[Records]
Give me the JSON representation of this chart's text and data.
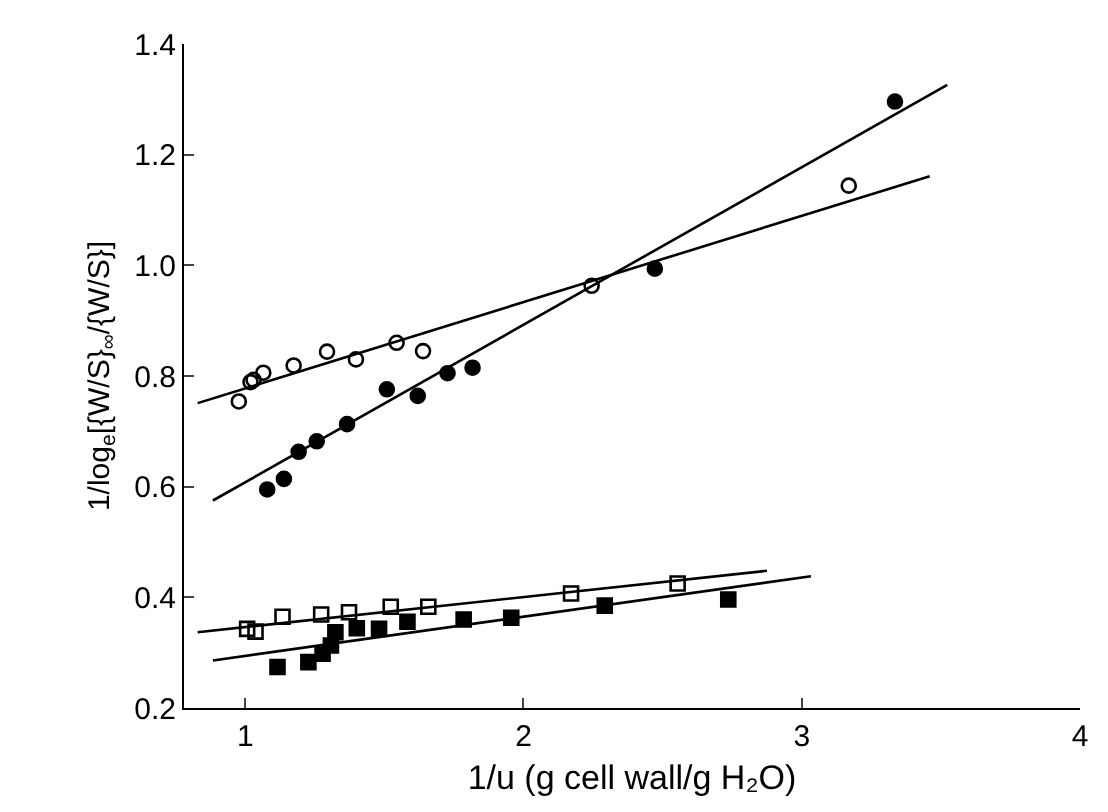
{
  "chart_data": {
    "type": "scatter",
    "xlabel": "1/u (g cell wall/g H₂O)",
    "ylabel": "1/log$_{e}$[{W/S}$_{∞}$/{W/S}]",
    "xlim": [
      0.78,
      4.0
    ],
    "xticks": [
      1,
      2,
      3,
      4
    ],
    "ylim": [
      0.2,
      1.4
    ],
    "yticks": [
      0.2,
      0.4,
      0.6,
      0.8,
      {
        "value": 1.0,
        "label": "1.0"
      },
      1.2,
      1.4
    ],
    "series": [
      {
        "marker": "circle-open",
        "color": "#000000",
        "x": [
          0.977,
          1.019,
          1.03,
          1.065,
          1.174,
          1.294,
          1.398,
          1.544,
          1.639,
          2.245,
          3.169
        ],
        "values": [
          0.754,
          0.789,
          0.793,
          0.806,
          0.819,
          0.844,
          0.83,
          0.86,
          0.845,
          0.963,
          1.144
        ]
      },
      {
        "marker": "circle",
        "color": "#000000",
        "x": [
          1.079,
          1.139,
          1.192,
          1.257,
          1.366,
          1.509,
          1.62,
          1.727,
          1.817,
          2.472,
          3.335
        ],
        "values": [
          0.595,
          0.614,
          0.663,
          0.682,
          0.713,
          0.776,
          0.764,
          0.805,
          0.815,
          0.994,
          1.296
        ]
      },
      {
        "marker": "square-open",
        "color": "#000000",
        "x": [
          1.007,
          1.037,
          1.134,
          1.273,
          1.373,
          1.523,
          1.658,
          2.171,
          2.554
        ],
        "values": [
          0.343,
          0.338,
          0.365,
          0.369,
          0.373,
          0.383,
          0.383,
          0.407,
          0.425
        ]
      },
      {
        "marker": "square",
        "color": "#000000",
        "x": [
          1.116,
          1.227,
          1.278,
          1.308,
          1.324,
          1.401,
          1.481,
          1.583,
          1.785,
          1.956,
          2.292,
          2.736
        ],
        "values": [
          0.274,
          0.283,
          0.298,
          0.313,
          0.337,
          0.344,
          0.343,
          0.356,
          0.36,
          0.363,
          0.385,
          0.396
        ]
      },
      {
        "type": "line",
        "color": "#000000",
        "x": [
          0.829,
          3.46
        ],
        "values": [
          0.751,
          1.161
        ]
      },
      {
        "type": "line",
        "color": "#000000",
        "x": [
          0.884,
          3.523
        ],
        "values": [
          0.575,
          1.326
        ]
      },
      {
        "type": "line",
        "color": "#000000",
        "x": [
          0.829,
          2.875
        ],
        "values": [
          0.337,
          0.448
        ]
      },
      {
        "type": "line",
        "color": "#000000",
        "x": [
          0.884,
          3.033
        ],
        "values": [
          0.286,
          0.438
        ]
      }
    ]
  }
}
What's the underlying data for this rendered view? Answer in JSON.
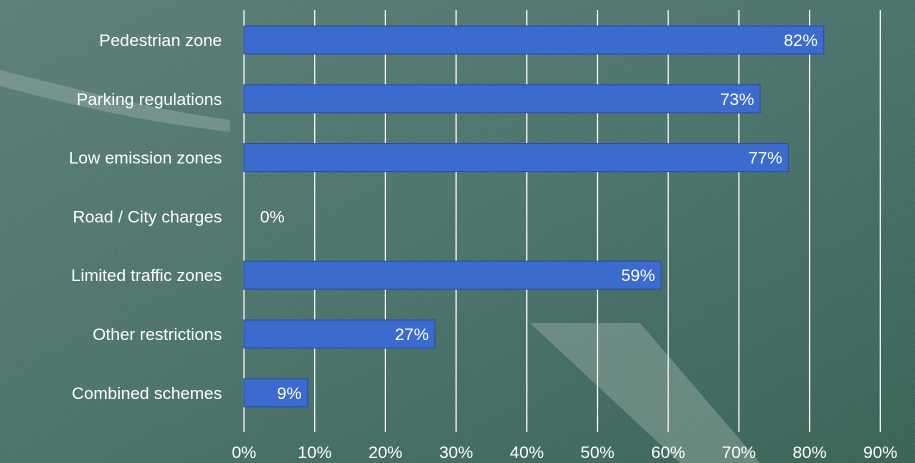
{
  "colors": {
    "bar_fill": "#3c6bd0",
    "bar_stroke": "#2a4f9e",
    "gridline": "#ffffff",
    "text": "#ffffff",
    "background": "#3d665c"
  },
  "chart_data": {
    "type": "bar",
    "orientation": "horizontal",
    "categories": [
      "Pedestrian zone",
      "Parking regulations",
      "Low emission zones",
      "Road / City charges",
      "Limited traffic zones",
      "Other restrictions",
      "Combined schemes"
    ],
    "values": [
      82,
      73,
      77,
      0,
      59,
      27,
      9
    ],
    "value_labels": [
      "82%",
      "73%",
      "77%",
      "0%",
      "59%",
      "27%",
      "9%"
    ],
    "xlim": [
      0,
      90
    ],
    "x_ticks": [
      0,
      10,
      20,
      30,
      40,
      50,
      60,
      70,
      80,
      90
    ],
    "x_tick_labels": [
      "0%",
      "10%",
      "20%",
      "30%",
      "40%",
      "50%",
      "60%",
      "70%",
      "80%",
      "90%"
    ],
    "grid": true,
    "legend": "none"
  }
}
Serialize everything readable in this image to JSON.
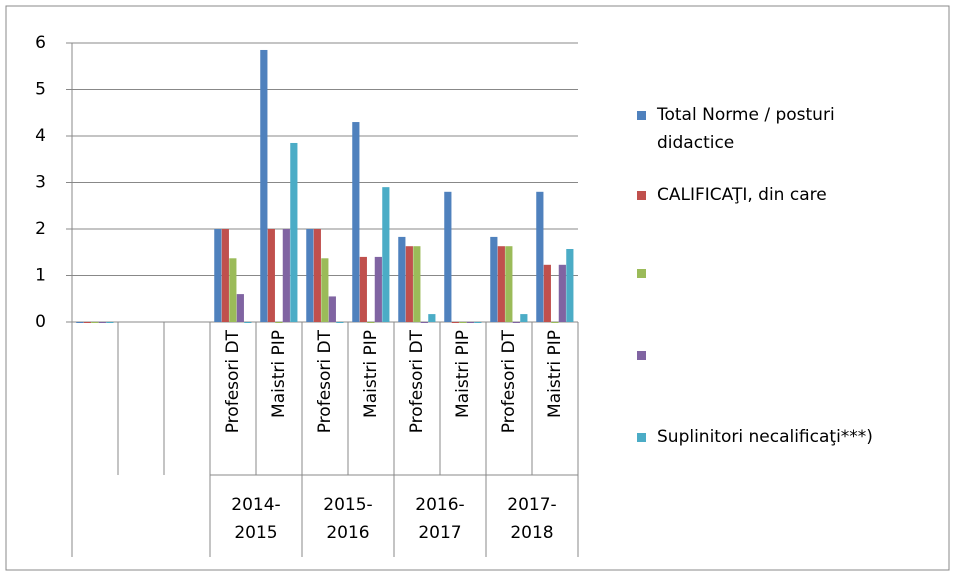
{
  "chart_data": {
    "type": "bar",
    "categories": [
      null,
      null,
      null,
      "Profesori DT",
      "Maistri PIP",
      "Profesori DT",
      "Maistri PIP",
      "Profesori DT",
      "Maistri PIP",
      "Profesori DT",
      "Maistri PIP"
    ],
    "groups": [
      "2014-\n2015",
      "2015-\n2016",
      "2016-\n2017",
      "2017-\n2018"
    ],
    "series": [
      {
        "name": "Total Norme / posturi\ndidactice",
        "color": "#4f81bd",
        "values": [
          0,
          null,
          null,
          2,
          5.85,
          2,
          4.3,
          1.83,
          2.8,
          1.83,
          2.8
        ]
      },
      {
        "name": "CALIFICAŢI, din care",
        "color": "#c0504d",
        "values": [
          0,
          null,
          null,
          2,
          2,
          2,
          1.4,
          1.63,
          0,
          1.63,
          1.23
        ]
      },
      {
        "name": null,
        "color": "#9bbb59",
        "values": [
          0,
          null,
          null,
          1.37,
          0,
          1.37,
          0,
          1.63,
          0,
          1.63,
          0
        ]
      },
      {
        "name": null,
        "color": "#8064a2",
        "values": [
          0,
          null,
          null,
          0.6,
          2,
          0.55,
          1.4,
          0,
          0,
          0,
          1.23
        ]
      },
      {
        "name": "Suplinitori necalificaţi***)",
        "color": "#4bacc6",
        "values": [
          0,
          null,
          null,
          0,
          3.85,
          0,
          2.9,
          0.17,
          0,
          0.17,
          1.57
        ]
      }
    ],
    "ylim": [
      0,
      6
    ],
    "yticks": [
      0,
      1,
      2,
      3,
      4,
      5,
      6
    ],
    "grid": true,
    "legend": "right"
  }
}
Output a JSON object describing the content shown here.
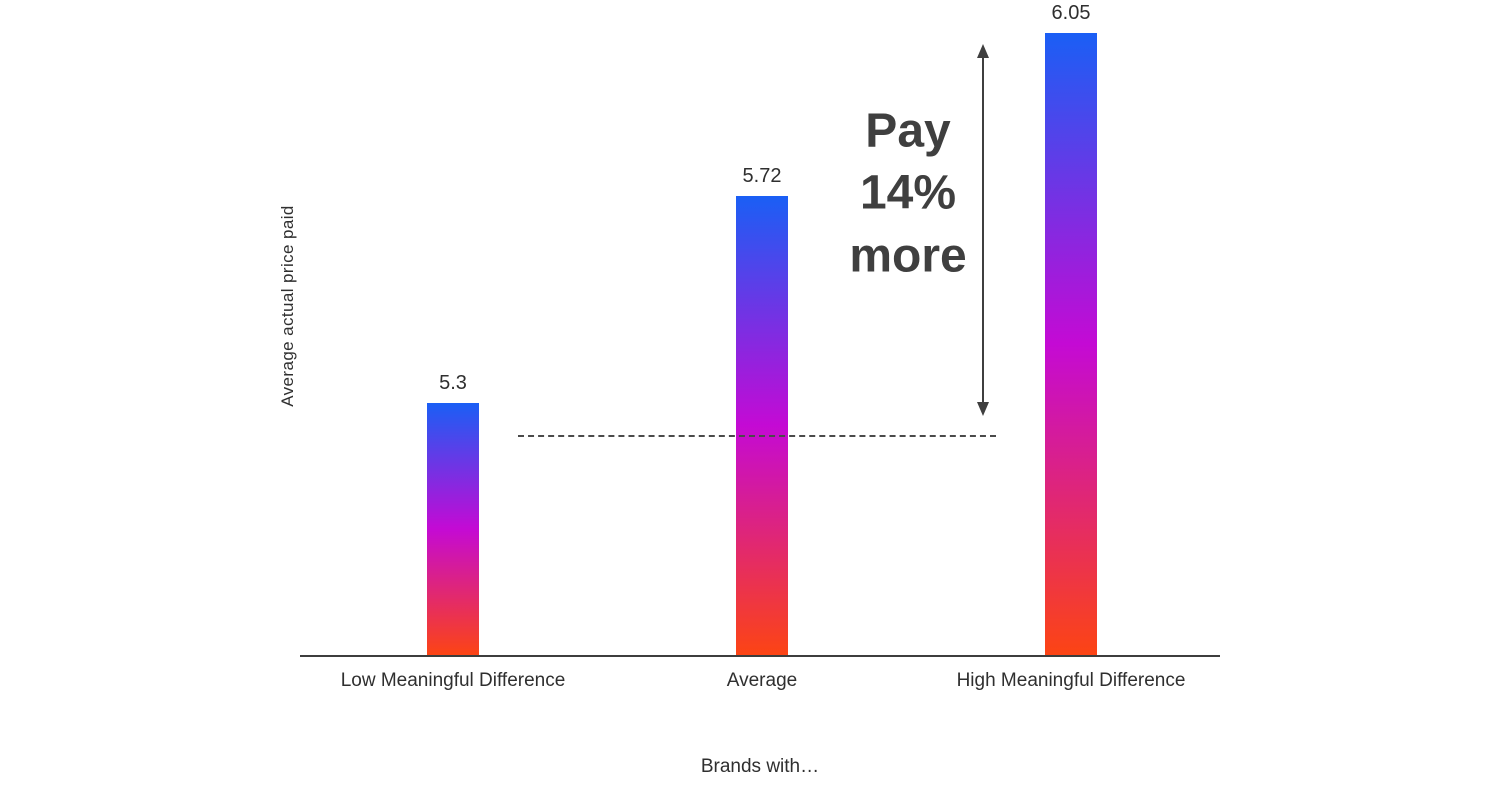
{
  "chart_data": {
    "type": "bar",
    "title": "",
    "categories": [
      "Low Meaningful Difference",
      "Average",
      "High Meaningful Difference"
    ],
    "values": [
      5.3,
      5.72,
      6.05
    ],
    "xlabel": "Brands with…",
    "ylabel": "Average actual price paid",
    "ylim": [
      4.79,
      6.05
    ],
    "grid": false,
    "legend": false,
    "bar_gradient_top_to_bottom": [
      "#1a5ff5",
      "#c40ad4",
      "#fc4414"
    ],
    "annotation": "Pay 14% more",
    "reference_line_style": "dashed"
  },
  "colors": {
    "axis": "#3d3d3d",
    "text": "#2f2f2f",
    "annotation": "#3f3f3f",
    "dash": "#4a4a4a"
  }
}
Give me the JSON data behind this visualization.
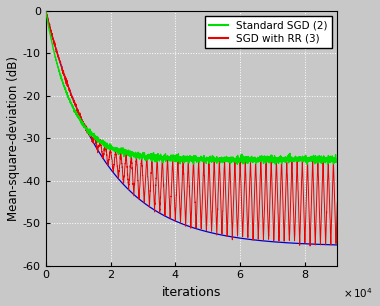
{
  "title": "",
  "xlabel": "iterations",
  "ylabel": "Mean-square-deviation (dB)",
  "xlim": [
    0,
    90000
  ],
  "ylim": [
    -60,
    0
  ],
  "xticks": [
    0,
    20000,
    40000,
    60000,
    80000
  ],
  "yticks": [
    0,
    -10,
    -20,
    -30,
    -40,
    -50,
    -60
  ],
  "sgd_color": "#00dd00",
  "rr_color": "#ee0000",
  "rr_lower_color": "#0000cc",
  "legend_labels": [
    "Standard SGD (2)",
    "SGD with RR (3)"
  ],
  "background_color": "#c8c8c8",
  "grid_color": "white",
  "sgd_plateau": -35.0,
  "rr_upper_plateau": -35.0,
  "rr_lower_final": -55.5,
  "oscillation_period": 1600,
  "n_iter": 90000
}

WRITTEN REQUEST ▸ Copy every record character for character. Skip the pictures.

COMPLETE OUTPUT ▸
Give me the JSON representation of this chart's text and data.
{
  "chart_data": {
    "type": "scatter",
    "xlabel": "1/u (g cell wall/g H₂O)",
    "ylabel": "1/log$_{e}$[{W/S}$_{∞}$/{W/S}]",
    "xlim": [
      0.78,
      4.0
    ],
    "xticks": [
      1,
      2,
      3,
      4
    ],
    "ylim": [
      0.2,
      1.4
    ],
    "yticks": [
      0.2,
      0.4,
      0.6,
      0.8,
      {
        "value": 1.0,
        "label": "1.0"
      },
      1.2,
      1.4
    ],
    "series": [
      {
        "marker": "circle-open",
        "color": "#000000",
        "x": [
          0.977,
          1.019,
          1.03,
          1.065,
          1.174,
          1.294,
          1.398,
          1.544,
          1.639,
          2.245,
          3.169
        ],
        "values": [
          0.754,
          0.789,
          0.793,
          0.806,
          0.819,
          0.844,
          0.83,
          0.86,
          0.845,
          0.963,
          1.144
        ]
      },
      {
        "marker": "circle",
        "color": "#000000",
        "x": [
          1.079,
          1.139,
          1.192,
          1.257,
          1.366,
          1.509,
          1.62,
          1.727,
          1.817,
          2.472,
          3.335
        ],
        "values": [
          0.595,
          0.614,
          0.663,
          0.682,
          0.713,
          0.776,
          0.764,
          0.805,
          0.815,
          0.994,
          1.296
        ]
      },
      {
        "marker": "square-open",
        "color": "#000000",
        "x": [
          1.007,
          1.037,
          1.134,
          1.273,
          1.373,
          1.523,
          1.658,
          2.171,
          2.554
        ],
        "values": [
          0.343,
          0.338,
          0.365,
          0.369,
          0.373,
          0.383,
          0.383,
          0.407,
          0.425
        ]
      },
      {
        "marker": "square",
        "color": "#000000",
        "x": [
          1.116,
          1.227,
          1.278,
          1.308,
          1.324,
          1.401,
          1.481,
          1.583,
          1.785,
          1.956,
          2.292,
          2.736
        ],
        "values": [
          0.274,
          0.283,
          0.298,
          0.313,
          0.337,
          0.344,
          0.343,
          0.356,
          0.36,
          0.363,
          0.385,
          0.396
        ]
      },
      {
        "type": "line",
        "color": "#000000",
        "x": [
          0.829,
          3.46
        ],
        "values": [
          0.751,
          1.161
        ]
      },
      {
        "type": "line",
        "color": "#000000",
        "x": [
          0.884,
          3.523
        ],
        "values": [
          0.575,
          1.326
        ]
      },
      {
        "type": "line",
        "color": "#000000",
        "x": [
          0.829,
          2.875
        ],
        "values": [
          0.337,
          0.448
        ]
      },
      {
        "type": "line",
        "color": "#000000",
        "x": [
          0.884,
          3.033
        ],
        "values": [
          0.286,
          0.438
        ]
      }
    ]
  }
}
What's the underlying data for this rendered view? Answer in JSON.
{
  "colors": {
    "bar_fill": "#3c6bd0",
    "bar_stroke": "#2a4f9e",
    "gridline": "#ffffff",
    "text": "#ffffff",
    "background": "#3d665c"
  },
  "chart_data": {
    "type": "bar",
    "orientation": "horizontal",
    "categories": [
      "Pedestrian zone",
      "Parking regulations",
      "Low emission zones",
      "Road / City charges",
      "Limited traffic zones",
      "Other restrictions",
      "Combined schemes"
    ],
    "values": [
      82,
      73,
      77,
      0,
      59,
      27,
      9
    ],
    "value_labels": [
      "82%",
      "73%",
      "77%",
      "0%",
      "59%",
      "27%",
      "9%"
    ],
    "xlim": [
      0,
      90
    ],
    "x_ticks": [
      0,
      10,
      20,
      30,
      40,
      50,
      60,
      70,
      80,
      90
    ],
    "x_tick_labels": [
      "0%",
      "10%",
      "20%",
      "30%",
      "40%",
      "50%",
      "60%",
      "70%",
      "80%",
      "90%"
    ],
    "grid": true,
    "legend": "none"
  }
}
Serialize everything readable in this image to JSON.
{
  "chart_data": {
    "type": "bar",
    "categories": [
      null,
      null,
      null,
      "Profesori DT",
      "Maistri PIP",
      "Profesori DT",
      "Maistri PIP",
      "Profesori DT",
      "Maistri PIP",
      "Profesori DT",
      "Maistri PIP"
    ],
    "groups": [
      "2014-\n2015",
      "2015-\n2016",
      "2016-\n2017",
      "2017-\n2018"
    ],
    "series": [
      {
        "name": "Total Norme / posturi\ndidactice",
        "color": "#4f81bd",
        "values": [
          0,
          null,
          null,
          2,
          5.85,
          2,
          4.3,
          1.83,
          2.8,
          1.83,
          2.8
        ]
      },
      {
        "name": "CALIFICAŢI, din care",
        "color": "#c0504d",
        "values": [
          0,
          null,
          null,
          2,
          2,
          2,
          1.4,
          1.63,
          0,
          1.63,
          1.23
        ]
      },
      {
        "name": null,
        "color": "#9bbb59",
        "values": [
          0,
          null,
          null,
          1.37,
          0,
          1.37,
          0,
          1.63,
          0,
          1.63,
          0
        ]
      },
      {
        "name": null,
        "color": "#8064a2",
        "values": [
          0,
          null,
          null,
          0.6,
          2,
          0.55,
          1.4,
          0,
          0,
          0,
          1.23
        ]
      },
      {
        "name": "Suplinitori necalificaţi***)",
        "color": "#4bacc6",
        "values": [
          0,
          null,
          null,
          0,
          3.85,
          0,
          2.9,
          0.17,
          0,
          0.17,
          1.57
        ]
      }
    ],
    "ylim": [
      0,
      6
    ],
    "yticks": [
      0,
      1,
      2,
      3,
      4,
      5,
      6
    ],
    "grid": true,
    "legend": "right"
  }
}
Output a JSON object describing the content shown here.
{
  "chart_data": {
    "type": "bar",
    "title": "",
    "categories": [
      "Low Meaningful Difference",
      "Average",
      "High Meaningful Difference"
    ],
    "values": [
      5.3,
      5.72,
      6.05
    ],
    "xlabel": "Brands with…",
    "ylabel": "Average actual price paid",
    "ylim": [
      4.79,
      6.05
    ],
    "grid": false,
    "legend": false,
    "bar_gradient_top_to_bottom": [
      "#1a5ff5",
      "#c40ad4",
      "#fc4414"
    ],
    "annotation": "Pay 14% more",
    "reference_line_style": "dashed"
  },
  "colors": {
    "axis": "#3d3d3d",
    "text": "#2f2f2f",
    "annotation": "#3f3f3f",
    "dash": "#4a4a4a"
  }
}
Give me the JSON data behind this visualization.
{
  "title": "",
  "xlabel": "iterations",
  "ylabel": "Mean-square-deviation (dB)",
  "xlim": [
    0,
    90000
  ],
  "ylim": [
    -60,
    0
  ],
  "xticks": [
    0,
    20000,
    40000,
    60000,
    80000
  ],
  "yticks": [
    0,
    -10,
    -20,
    -30,
    -40,
    -50,
    -60
  ],
  "sgd_color": "#00dd00",
  "rr_color": "#ee0000",
  "rr_lower_color": "#0000cc",
  "legend_labels": [
    "Standard SGD (2)",
    "SGD with RR (3)"
  ],
  "background_color": "#c8c8c8",
  "grid_color": "white",
  "sgd_plateau": -35.0,
  "rr_upper_plateau": -35.0,
  "rr_lower_final": -55.5,
  "oscillation_period": 1600,
  "n_iter": 90000
}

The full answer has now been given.